| Texto extraído |
__________
El camino de la humildad
- Orlando Rodríguez Fonseca

- 9 jul
- 1 min de lectura
La humildad no es una virtud opcional para el creyente; es una actitud que Dios demanda, honra y modela en Cristo.
La Biblia habla del orgullo con palabras muy fuertes, pero también presenta la humildad como una de las marcas distintivas del pueblo de Dios.
Por medio del profeta Miqueas, el Señor declara lo que demanda de su pueblo: practicar la justicia, amar la misericordia y andar humildemente con Él. No es una recomendación; es un llamado para todos los que desean caminar con Dios.
Las Escrituras también nos recuerdan que el Dios Altísimo habita con el contrito y humilde de espíritu. Aunque reina sobre todo el universo, se acerca al corazón que reconoce su necesidad de Él.
__________
| Actividad |
Copia textualmente el fragmento del texto sobre la humildad que empieza con "La Biblia habla" y continúa hasta "necesidad de Él.". Para resolver esto no se necesitan los datos.

| Datos proporcionados |
__________
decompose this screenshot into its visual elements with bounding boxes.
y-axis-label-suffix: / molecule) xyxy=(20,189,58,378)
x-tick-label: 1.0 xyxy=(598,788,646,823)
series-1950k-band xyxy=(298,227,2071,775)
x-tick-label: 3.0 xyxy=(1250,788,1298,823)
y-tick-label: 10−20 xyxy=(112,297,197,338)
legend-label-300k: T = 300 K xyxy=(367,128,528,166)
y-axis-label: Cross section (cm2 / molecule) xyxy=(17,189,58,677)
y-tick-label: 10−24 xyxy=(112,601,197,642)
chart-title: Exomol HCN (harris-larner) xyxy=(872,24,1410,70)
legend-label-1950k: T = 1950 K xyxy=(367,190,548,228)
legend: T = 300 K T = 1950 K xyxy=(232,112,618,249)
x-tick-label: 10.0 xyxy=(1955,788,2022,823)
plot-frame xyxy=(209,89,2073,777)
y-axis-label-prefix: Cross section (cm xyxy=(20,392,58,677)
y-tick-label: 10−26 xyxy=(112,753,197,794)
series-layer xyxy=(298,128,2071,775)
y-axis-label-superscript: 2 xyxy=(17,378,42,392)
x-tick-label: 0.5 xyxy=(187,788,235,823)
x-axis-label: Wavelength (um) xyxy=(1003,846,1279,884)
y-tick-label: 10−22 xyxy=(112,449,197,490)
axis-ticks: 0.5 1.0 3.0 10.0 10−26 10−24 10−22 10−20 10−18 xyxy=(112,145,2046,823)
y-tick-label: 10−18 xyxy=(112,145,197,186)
__________
| Respuesta del ejercicio |
La Biblia habla del orgullo con palabras muy fuertes, pero también presenta la humildad como una de las marcas distintivas del pueblo de Dios.
Por medio del profeta Miqueas, el Señor declara lo que demanda de su pueblo: practicar la justicia, amar la misericordia y andar humildemente con Él. No es una recomendación; es un llamado para todos los que desean caminar con Dios.
Las Escrituras también nos recuerdan que el Dios Altísimo habita con el contrito y humilde de espíritu. Aunque reina sobre todo el universo, se acerca al corazón que reconoce su necesidad de Él.